Given task: Write out the lines exactly, starting at the line that contains "workspace-name-column[interactable]: 名称 xyxy=(1337,234,1367,255)" and ending at the line that contains "open-button[interactable]: 打开 ▼", with both of those lines included.

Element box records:
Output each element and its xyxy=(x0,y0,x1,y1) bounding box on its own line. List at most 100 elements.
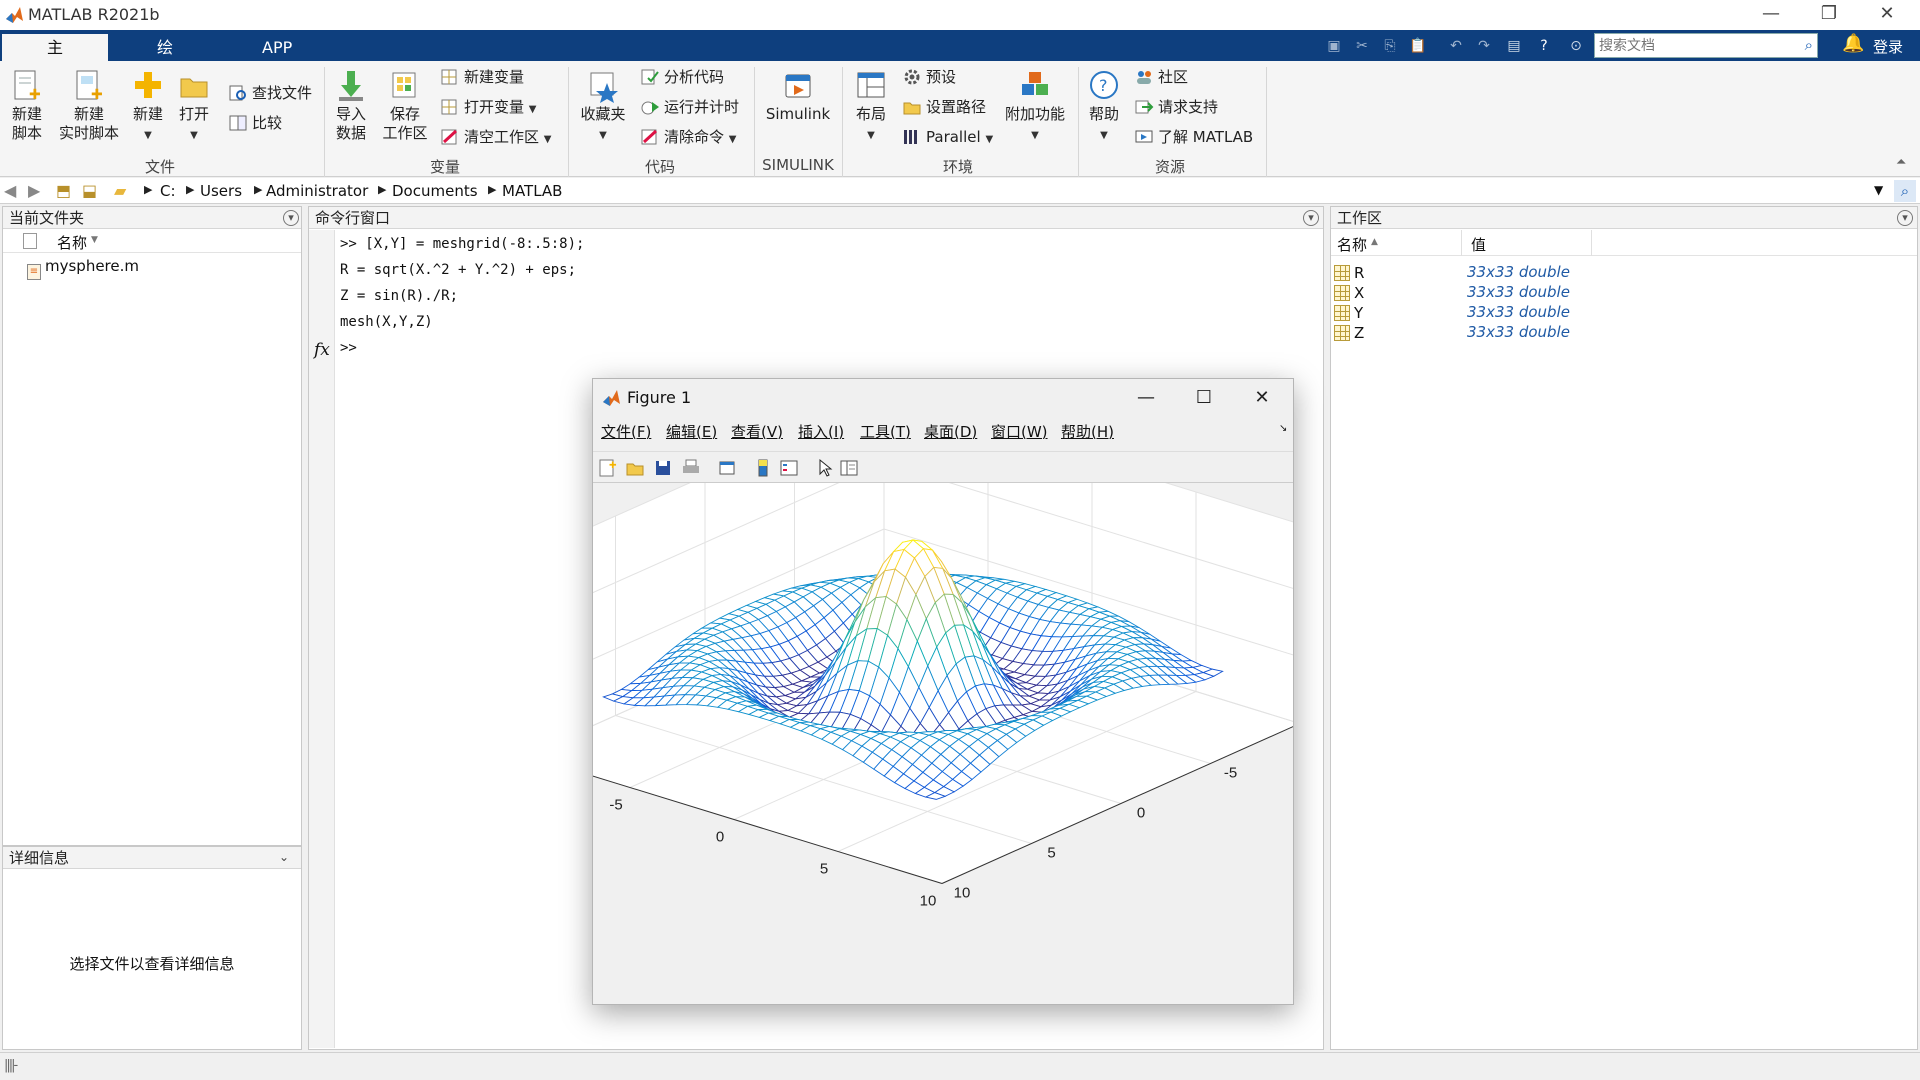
workspace-name-column[interactable]: 名称 xyxy=(1337,234,1367,255)
browse-folder-icon[interactable]: ⬓ xyxy=(82,181,97,200)
current-folder-menu-icon[interactable]: ▾ xyxy=(283,210,299,226)
analyze-code-button[interactable]: 分析代码 xyxy=(640,65,724,89)
options-quick-icon[interactable]: ⊙ xyxy=(1566,36,1586,56)
save-workspace-button[interactable]: 保存 工作区 xyxy=(378,69,432,143)
learn-matlab-button[interactable]: 了解 MATLAB xyxy=(1134,125,1253,149)
open-variable-button[interactable]: 打开变量 ▼ xyxy=(440,95,537,119)
breadcrumb-matlab[interactable]: MATLAB xyxy=(502,182,562,200)
search-documentation-box[interactable]: ⌕ xyxy=(1594,33,1818,58)
open-file-icon[interactable] xyxy=(625,458,645,478)
mesh-plot[interactable]: -10-50510-10-50510-0.500.51 xyxy=(593,483,1293,1003)
search-input[interactable] xyxy=(1595,34,1795,57)
parallel-button[interactable]: Parallel ▼ xyxy=(902,125,993,149)
paste-quick-icon[interactable]: 📋 xyxy=(1408,36,1428,56)
new-button[interactable]: 新建 ▼ xyxy=(128,69,168,145)
new-dropdown-icon[interactable]: ▼ xyxy=(144,130,152,141)
open-button[interactable]: 打开 ▼ xyxy=(174,69,214,145)
new-script-button[interactable]: ✚ 新建 脚本 xyxy=(4,69,50,143)
favorites-dropdown-icon[interactable]: ▼ xyxy=(599,130,607,141)
breadcrumb-documents[interactable]: Documents xyxy=(392,182,478,200)
import-data-button[interactable]: 导入 数据 xyxy=(330,69,372,143)
clear-commands-button[interactable]: 清除命令 ▼ xyxy=(640,125,737,149)
forward-arrow-icon[interactable]: ▶ xyxy=(28,181,40,200)
command-window-menu-icon[interactable]: ▾ xyxy=(1303,210,1319,226)
request-support-button[interactable]: 请求支持 xyxy=(1134,95,1218,119)
new-figure-icon[interactable]: ✚ xyxy=(597,458,617,478)
help-quick-icon[interactable]: ? xyxy=(1534,36,1554,56)
layout-dropdown-icon[interactable]: ▼ xyxy=(867,130,875,141)
workspace-row[interactable]: X xyxy=(1334,283,1364,303)
new-variable-button[interactable]: 新建变量 xyxy=(440,65,524,89)
addons-button[interactable]: 附加功能 ▼ xyxy=(1000,69,1070,145)
insert-legend-icon[interactable] xyxy=(779,458,799,478)
figure-dock-icon[interactable]: ↘ xyxy=(1279,423,1287,434)
figure-menu-edit[interactable]: 编辑(E) xyxy=(666,421,717,442)
sort-caret-icon[interactable]: ▼ xyxy=(91,235,98,245)
save-figure-icon[interactable] xyxy=(653,458,673,478)
edit-plot-pointer-icon[interactable] xyxy=(815,458,835,478)
undo-quick-icon[interactable]: ↶ xyxy=(1446,36,1466,56)
address-dropdown-icon[interactable]: ▼ xyxy=(1874,183,1883,197)
breadcrumb-users[interactable]: Users xyxy=(200,182,242,200)
breadcrumb-c[interactable]: C: xyxy=(160,182,176,200)
insert-colorbar-icon[interactable] xyxy=(753,458,773,478)
community-button[interactable]: 社区 xyxy=(1134,65,1188,89)
close-button[interactable]: ✕ xyxy=(1858,0,1916,30)
login-button[interactable]: 登录 xyxy=(1873,36,1903,57)
workspace-row[interactable]: R xyxy=(1334,263,1364,283)
sort-ascending-icon[interactable]: ▲ xyxy=(1371,237,1378,247)
workspace-menu-icon[interactable]: ▾ xyxy=(1897,210,1913,226)
figure-minimize-button[interactable]: — xyxy=(1123,383,1169,413)
redo-quick-icon[interactable]: ↷ xyxy=(1474,36,1494,56)
figure-menu-window[interactable]: 窗口(W) xyxy=(991,421,1048,442)
figure-menu-insert[interactable]: 插入(I) xyxy=(798,421,844,442)
figure-menu-desktop[interactable]: 桌面(D) xyxy=(924,421,977,442)
back-arrow-icon[interactable]: ◀ xyxy=(4,181,16,200)
new-live-script-button[interactable]: ✚ 新建 实时脚本 xyxy=(54,69,124,143)
favorites-button[interactable]: 收藏夹 ▼ xyxy=(576,69,630,145)
figure-maximize-button[interactable]: ☐ xyxy=(1181,383,1227,413)
figure-menu-tools[interactable]: 工具(T) xyxy=(860,421,911,442)
fx-function-browser-icon[interactable]: fx xyxy=(314,340,330,360)
link-plot-icon[interactable] xyxy=(717,458,737,478)
help-button[interactable]: ? 帮助 ▼ xyxy=(1084,69,1124,145)
workspace-row[interactable]: Z xyxy=(1334,323,1364,343)
clear-workspace-button[interactable]: 清空工作区 ▼ xyxy=(440,125,552,149)
save-quick-icon[interactable]: ▣ xyxy=(1324,36,1344,56)
find-files-button[interactable]: 查找文件 xyxy=(228,81,312,105)
switch-windows-icon[interactable]: ▤ xyxy=(1504,36,1524,56)
workspace-value-column[interactable]: 值 xyxy=(1471,234,1486,255)
tab-apps[interactable]: APP xyxy=(222,34,328,61)
cut-quick-icon[interactable]: ✂ xyxy=(1352,36,1372,56)
set-path-button[interactable]: 设置路径 xyxy=(902,95,986,119)
search-icon[interactable]: ⌕ xyxy=(1805,36,1813,54)
simulink-button[interactable]: Simulink xyxy=(762,69,834,124)
figure-close-button[interactable]: ✕ xyxy=(1239,383,1285,413)
address-search-icon[interactable]: ⌕ xyxy=(1894,180,1916,202)
copy-quick-icon[interactable]: ⎘ xyxy=(1380,36,1400,56)
parallel-dropdown-icon[interactable]: ▼ xyxy=(985,134,993,145)
figure-menu-file[interactable]: 文件(F) xyxy=(601,421,651,442)
property-inspector-icon[interactable] xyxy=(839,458,859,478)
addons-dropdown-icon[interactable]: ▼ xyxy=(1031,130,1039,141)
breadcrumb-administrator[interactable]: Administrator xyxy=(266,182,368,200)
run-and-time-button[interactable]: 运行并计时 xyxy=(640,95,739,119)
workspace-row[interactable]: Y xyxy=(1334,303,1363,323)
layout-button[interactable]: 布局 ▼ xyxy=(850,69,892,145)
file-list-item[interactable]: ≡ mysphere.m xyxy=(27,257,139,280)
figure-menu-view[interactable]: 查看(V) xyxy=(731,421,783,442)
open-variable-dropdown-icon[interactable]: ▼ xyxy=(529,104,537,115)
clear-commands-dropdown-icon[interactable]: ▼ xyxy=(729,134,737,145)
figure-window[interactable]: Figure 1 — ☐ ✕ 文件(F) 编辑(E) 查看(V) 插入(I) 工… xyxy=(592,378,1294,1005)
notification-bell-icon[interactable]: 🔔 xyxy=(1842,33,1864,54)
help-dropdown-icon[interactable]: ▼ xyxy=(1100,130,1108,141)
clear-workspace-dropdown-icon[interactable]: ▼ xyxy=(544,134,552,145)
preferences-button[interactable]: 预设 xyxy=(902,65,956,89)
up-folder-icon[interactable]: ⬒ xyxy=(56,181,71,200)
restore-button[interactable]: ❐ xyxy=(1800,0,1858,30)
figure-menu-help[interactable]: 帮助(H) xyxy=(1061,421,1114,442)
details-collapse-icon[interactable]: ⌄ xyxy=(279,850,289,864)
tab-plots[interactable]: 绘图 xyxy=(112,34,218,84)
minimize-button[interactable]: — xyxy=(1742,0,1800,30)
compare-button[interactable]: 比较 xyxy=(228,111,282,135)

Exercise answer:
workspace-name-column[interactable]: 名称 xyxy=(1337,234,1367,255)
browse-folder-icon[interactable]: ⬓ xyxy=(82,181,97,200)
current-folder-menu-icon[interactable]: ▾ xyxy=(283,210,299,226)
analyze-code-button[interactable]: 分析代码 xyxy=(640,65,724,89)
options-quick-icon[interactable]: ⊙ xyxy=(1566,36,1586,56)
save-workspace-button[interactable]: 保存 工作区 xyxy=(378,69,432,143)
learn-matlab-button[interactable]: 了解 MATLAB xyxy=(1134,125,1253,149)
open-variable-button[interactable]: 打开变量 ▼ xyxy=(440,95,537,119)
breadcrumb-matlab[interactable]: MATLAB xyxy=(502,182,562,200)
search-documentation-box[interactable]: ⌕ xyxy=(1594,33,1818,58)
open-file-icon[interactable] xyxy=(625,458,645,478)
mesh-plot[interactable]: -10-50510-10-50510-0.500.51 xyxy=(593,483,1293,1003)
search-input[interactable] xyxy=(1595,34,1795,57)
parallel-button[interactable]: Parallel ▼ xyxy=(902,125,993,149)
paste-quick-icon[interactable]: 📋 xyxy=(1408,36,1428,56)
new-button[interactable]: 新建 ▼ xyxy=(128,69,168,145)
new-dropdown-icon[interactable]: ▼ xyxy=(144,130,152,141)
open-button[interactable]: 打开 ▼ xyxy=(174,69,214,145)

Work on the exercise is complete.